Stored dataset items
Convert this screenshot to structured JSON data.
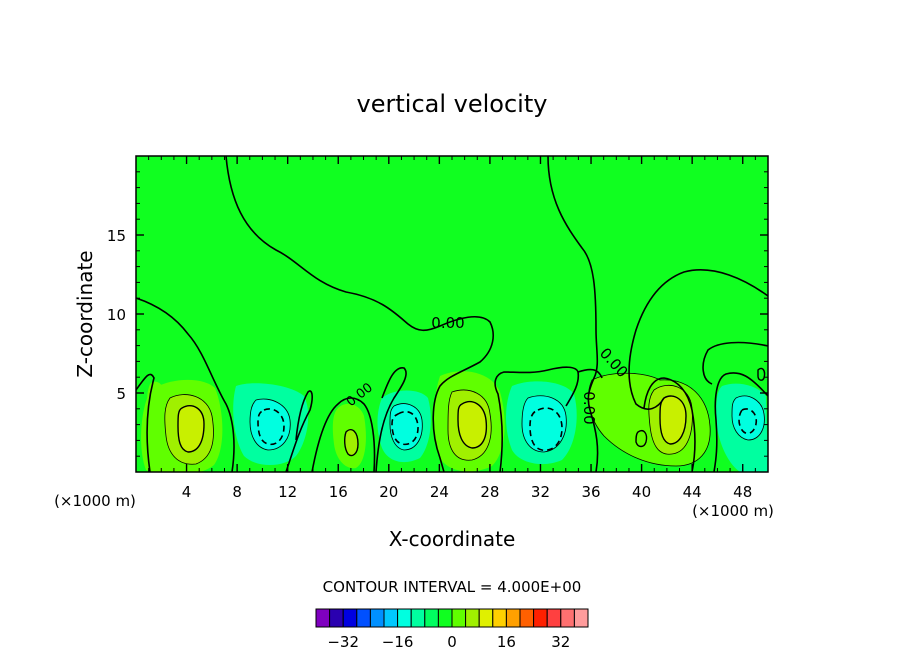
{
  "chart_data": {
    "type": "contour",
    "title": "vertical velocity",
    "xlabel": "X-coordinate",
    "ylabel": "Z-coordinate",
    "x_unit_left": "(×1000 m)",
    "x_unit_right": "(×1000 m)",
    "xlim": [
      0,
      50
    ],
    "ylim": [
      0,
      20
    ],
    "x_ticks": [
      4,
      8,
      12,
      16,
      20,
      24,
      28,
      32,
      36,
      40,
      44,
      48
    ],
    "y_ticks": [
      5,
      10,
      15
    ],
    "contour_label": "0.00",
    "contour_interval_text": "CONTOUR INTERVAL = 4.000E+00",
    "colorbar": {
      "tick_labels": [
        "−32",
        "−16",
        "0",
        "16",
        "32"
      ],
      "tick_values": [
        -32,
        -16,
        0,
        16,
        32
      ],
      "colors": [
        "#7f00c0",
        "#2a00b0",
        "#0000e0",
        "#0050ff",
        "#0090ff",
        "#00c8ff",
        "#00ffe0",
        "#00ffa0",
        "#00ff60",
        "#10ff20",
        "#60ff00",
        "#a0f000",
        "#e0f000",
        "#ffd000",
        "#ffa000",
        "#ff6000",
        "#ff2000",
        "#ff4040",
        "#ff7070",
        "#ff9c9c"
      ]
    },
    "background_color": "#10ff20",
    "features": [
      {
        "type": "updraft_max",
        "x": 4.8,
        "z": 2.7,
        "level": 12
      },
      {
        "type": "downdraft_min",
        "x": 10.5,
        "z": 2.6,
        "level": -8
      },
      {
        "type": "downdraft_min",
        "x": 20.5,
        "z": 2.8,
        "level": -8
      },
      {
        "type": "updraft_max",
        "x": 26.7,
        "z": 2.9,
        "level": 12
      },
      {
        "type": "downdraft_min",
        "x": 32.6,
        "z": 2.8,
        "level": -8
      },
      {
        "type": "updraft_max",
        "x": 42.3,
        "z": 3.5,
        "level": 12
      },
      {
        "type": "downdraft_min",
        "x": 48,
        "z": 3.1,
        "level": -8
      }
    ]
  }
}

Directions for this task
Reproduce each entry precisely, dropping only the pictures.

Result of the task
Convert this screenshot to structured JSON data.
{
  "chart_data": {
    "type": "contour",
    "title": "vertical velocity",
    "xlabel": "X-coordinate",
    "ylabel": "Z-coordinate",
    "x_unit_left": "(×1000 m)",
    "x_unit_right": "(×1000 m)",
    "xlim": [
      0,
      50
    ],
    "ylim": [
      0,
      20
    ],
    "x_ticks": [
      4,
      8,
      12,
      16,
      20,
      24,
      28,
      32,
      36,
      40,
      44,
      48
    ],
    "y_ticks": [
      5,
      10,
      15
    ],
    "contour_label": "0.00",
    "contour_interval_text": "CONTOUR INTERVAL = 4.000E+00",
    "colorbar": {
      "tick_labels": [
        "−32",
        "−16",
        "0",
        "16",
        "32"
      ],
      "tick_values": [
        -32,
        -16,
        0,
        16,
        32
      ],
      "colors": [
        "#7f00c0",
        "#2a00b0",
        "#0000e0",
        "#0050ff",
        "#0090ff",
        "#00c8ff",
        "#00ffe0",
        "#00ffa0",
        "#00ff60",
        "#10ff20",
        "#60ff00",
        "#a0f000",
        "#e0f000",
        "#ffd000",
        "#ffa000",
        "#ff6000",
        "#ff2000",
        "#ff4040",
        "#ff7070",
        "#ff9c9c"
      ]
    },
    "background_color": "#10ff20",
    "features": [
      {
        "type": "updraft_max",
        "x": 4.8,
        "z": 2.7,
        "level": 12
      },
      {
        "type": "downdraft_min",
        "x": 10.5,
        "z": 2.6,
        "level": -8
      },
      {
        "type": "downdraft_min",
        "x": 20.5,
        "z": 2.8,
        "level": -8
      },
      {
        "type": "updraft_max",
        "x": 26.7,
        "z": 2.9,
        "level": 12
      },
      {
        "type": "downdraft_min",
        "x": 32.6,
        "z": 2.8,
        "level": -8
      },
      {
        "type": "updraft_max",
        "x": 42.3,
        "z": 3.5,
        "level": 12
      },
      {
        "type": "downdraft_min",
        "x": 48,
        "z": 3.1,
        "level": -8
      }
    ]
  }
}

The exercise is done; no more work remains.